WHAT THE EXERCISE ASKS:
From the entries below, pick out every line that contains the word "speaker" and copy each one in full.

═════ DATA TO USE ═════

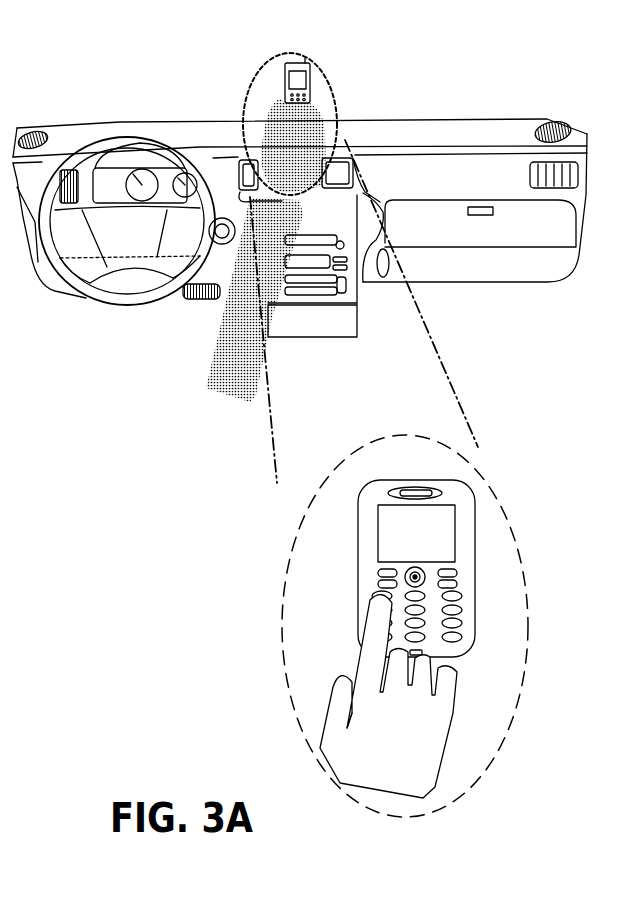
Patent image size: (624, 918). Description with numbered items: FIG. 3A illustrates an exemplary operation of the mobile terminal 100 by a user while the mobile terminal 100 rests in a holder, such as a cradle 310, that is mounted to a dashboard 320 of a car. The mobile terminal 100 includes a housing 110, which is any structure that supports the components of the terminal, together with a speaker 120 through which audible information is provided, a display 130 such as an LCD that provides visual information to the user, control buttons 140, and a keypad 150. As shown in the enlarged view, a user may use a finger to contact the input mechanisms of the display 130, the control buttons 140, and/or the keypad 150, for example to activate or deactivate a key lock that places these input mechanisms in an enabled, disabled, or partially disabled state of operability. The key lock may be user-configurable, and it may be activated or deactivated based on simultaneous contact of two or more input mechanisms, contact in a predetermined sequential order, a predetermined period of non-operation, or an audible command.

The mobile terminal 100 is at (310, 82).
The housing 110 is at (360, 512).
The speaker 120 is at (417, 490).
The display 130 is at (448, 548).
The control buttons 140 is at (474, 567).
The keypad 150 is at (474, 597).
The cradle 310 is at (313, 108).
The dashboard 320 is at (207, 130).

═════

FULL OUTPUT:
Patent image size: (624, 918). Description with numbered items: FIG. 3A illustrates an exemplary operation of the mobile terminal 100 by a user while the mobile terminal 100 rests in a holder, such as a cradle 310, that is mounted to a dashboard 320 of a car. The mobile terminal 100 includes a housing 110, which is any structure that supports the components of the terminal, together with a speaker 120 through which audible information is provided, a display 130 such as an LCD that provides visual information to the user, control buttons 140, and a keypad 150. As shown in the enlarged view, a user may use a finger to contact the input mechanisms of the display 130, the control buttons 140, and/or the keypad 150, for example to activate or deactivate a key lock that places these input mechanisms in an enabled, disabled, or partially disabled state of operability. The key lock may be user-configurable, and it may be activated or deactivated based on simultaneous contact of two or more input mechanisms, contact in a predetermined sequential order, a predetermined period of non-operation, or an audible command.
The speaker 120 is at (417, 490).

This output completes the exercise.